◆ WHAT THE EXERCISE ASKS: Gather each line containing the string "logos" from these entries.
= = = =
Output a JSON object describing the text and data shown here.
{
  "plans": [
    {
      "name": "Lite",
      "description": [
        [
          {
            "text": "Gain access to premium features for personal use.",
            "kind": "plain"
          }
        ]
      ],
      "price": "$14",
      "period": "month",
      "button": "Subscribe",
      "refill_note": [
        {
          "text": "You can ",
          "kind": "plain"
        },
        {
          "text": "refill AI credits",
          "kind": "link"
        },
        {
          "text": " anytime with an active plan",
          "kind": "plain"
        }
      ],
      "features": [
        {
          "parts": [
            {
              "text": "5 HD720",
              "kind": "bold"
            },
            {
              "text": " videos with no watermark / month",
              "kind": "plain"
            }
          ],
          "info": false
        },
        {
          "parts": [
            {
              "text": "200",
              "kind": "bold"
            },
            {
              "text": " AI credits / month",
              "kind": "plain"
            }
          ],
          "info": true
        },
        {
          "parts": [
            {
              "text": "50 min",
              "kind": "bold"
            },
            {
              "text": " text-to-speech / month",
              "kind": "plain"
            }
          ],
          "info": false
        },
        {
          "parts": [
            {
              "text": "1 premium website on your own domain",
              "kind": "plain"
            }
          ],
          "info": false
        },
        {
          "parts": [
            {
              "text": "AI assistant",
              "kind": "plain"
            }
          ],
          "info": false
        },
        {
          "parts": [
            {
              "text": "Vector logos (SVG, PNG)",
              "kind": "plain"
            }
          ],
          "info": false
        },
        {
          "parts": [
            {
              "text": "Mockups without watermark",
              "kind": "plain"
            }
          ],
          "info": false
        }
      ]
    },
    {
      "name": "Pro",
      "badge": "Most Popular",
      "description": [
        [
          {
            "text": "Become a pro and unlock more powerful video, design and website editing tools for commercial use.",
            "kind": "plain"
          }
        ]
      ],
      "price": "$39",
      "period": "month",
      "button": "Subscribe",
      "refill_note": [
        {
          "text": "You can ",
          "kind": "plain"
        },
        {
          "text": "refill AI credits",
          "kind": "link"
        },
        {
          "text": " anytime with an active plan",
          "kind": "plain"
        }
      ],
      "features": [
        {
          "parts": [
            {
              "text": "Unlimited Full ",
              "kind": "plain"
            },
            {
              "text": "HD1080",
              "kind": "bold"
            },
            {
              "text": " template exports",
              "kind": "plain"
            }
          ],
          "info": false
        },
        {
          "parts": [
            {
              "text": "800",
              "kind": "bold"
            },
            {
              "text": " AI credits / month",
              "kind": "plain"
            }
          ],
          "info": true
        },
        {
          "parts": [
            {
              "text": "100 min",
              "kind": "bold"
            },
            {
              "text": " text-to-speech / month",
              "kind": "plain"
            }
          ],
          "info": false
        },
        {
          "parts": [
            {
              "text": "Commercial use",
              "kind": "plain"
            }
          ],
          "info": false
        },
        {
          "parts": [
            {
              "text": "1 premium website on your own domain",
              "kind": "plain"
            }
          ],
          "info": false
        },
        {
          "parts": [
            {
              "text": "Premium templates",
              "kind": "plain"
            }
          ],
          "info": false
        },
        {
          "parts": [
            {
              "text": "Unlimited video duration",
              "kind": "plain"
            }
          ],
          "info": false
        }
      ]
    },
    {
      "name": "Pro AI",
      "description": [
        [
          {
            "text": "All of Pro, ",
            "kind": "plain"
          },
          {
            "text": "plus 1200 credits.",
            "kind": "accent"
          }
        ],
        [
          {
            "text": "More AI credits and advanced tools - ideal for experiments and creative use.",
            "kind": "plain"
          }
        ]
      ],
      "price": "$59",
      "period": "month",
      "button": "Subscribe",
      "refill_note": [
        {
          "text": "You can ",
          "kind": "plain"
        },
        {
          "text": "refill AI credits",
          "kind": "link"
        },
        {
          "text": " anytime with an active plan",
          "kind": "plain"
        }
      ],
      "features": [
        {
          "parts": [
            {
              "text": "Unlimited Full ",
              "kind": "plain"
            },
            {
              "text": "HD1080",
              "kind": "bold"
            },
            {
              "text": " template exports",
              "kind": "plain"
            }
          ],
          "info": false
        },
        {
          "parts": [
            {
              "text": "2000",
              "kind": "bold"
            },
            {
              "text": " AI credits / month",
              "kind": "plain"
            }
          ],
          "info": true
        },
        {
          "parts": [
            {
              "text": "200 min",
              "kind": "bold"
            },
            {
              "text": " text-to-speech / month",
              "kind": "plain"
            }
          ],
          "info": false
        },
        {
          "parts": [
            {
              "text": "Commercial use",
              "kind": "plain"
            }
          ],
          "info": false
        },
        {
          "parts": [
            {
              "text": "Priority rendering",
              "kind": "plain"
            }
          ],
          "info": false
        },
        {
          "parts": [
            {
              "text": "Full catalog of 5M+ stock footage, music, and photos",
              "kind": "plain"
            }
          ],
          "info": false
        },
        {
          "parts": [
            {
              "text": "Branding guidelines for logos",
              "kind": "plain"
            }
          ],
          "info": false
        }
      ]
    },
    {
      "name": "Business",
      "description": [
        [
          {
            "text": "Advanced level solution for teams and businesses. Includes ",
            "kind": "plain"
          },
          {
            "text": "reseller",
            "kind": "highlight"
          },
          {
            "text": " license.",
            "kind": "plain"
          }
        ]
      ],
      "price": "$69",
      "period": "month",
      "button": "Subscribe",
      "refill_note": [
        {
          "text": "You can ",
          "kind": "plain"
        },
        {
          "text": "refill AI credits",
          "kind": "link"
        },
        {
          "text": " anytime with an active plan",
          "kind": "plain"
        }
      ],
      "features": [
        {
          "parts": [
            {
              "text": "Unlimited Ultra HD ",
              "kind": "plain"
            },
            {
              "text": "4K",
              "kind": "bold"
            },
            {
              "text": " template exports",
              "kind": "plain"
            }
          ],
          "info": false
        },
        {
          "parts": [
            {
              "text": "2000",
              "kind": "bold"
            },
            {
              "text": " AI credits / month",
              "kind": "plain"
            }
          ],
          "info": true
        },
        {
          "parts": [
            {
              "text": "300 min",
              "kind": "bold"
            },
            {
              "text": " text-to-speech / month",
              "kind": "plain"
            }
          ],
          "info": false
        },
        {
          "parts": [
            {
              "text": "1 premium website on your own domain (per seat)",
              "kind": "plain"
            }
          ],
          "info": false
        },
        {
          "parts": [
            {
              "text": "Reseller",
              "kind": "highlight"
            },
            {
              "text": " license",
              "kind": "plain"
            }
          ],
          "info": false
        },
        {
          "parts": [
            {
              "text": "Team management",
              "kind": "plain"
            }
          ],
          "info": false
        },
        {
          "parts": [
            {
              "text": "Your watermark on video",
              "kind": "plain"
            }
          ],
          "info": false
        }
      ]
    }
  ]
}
= = = =
◆ REPLY:
              "text": "Vector logos (SVG, PNG)",
              "text": "Branding guidelines for logos",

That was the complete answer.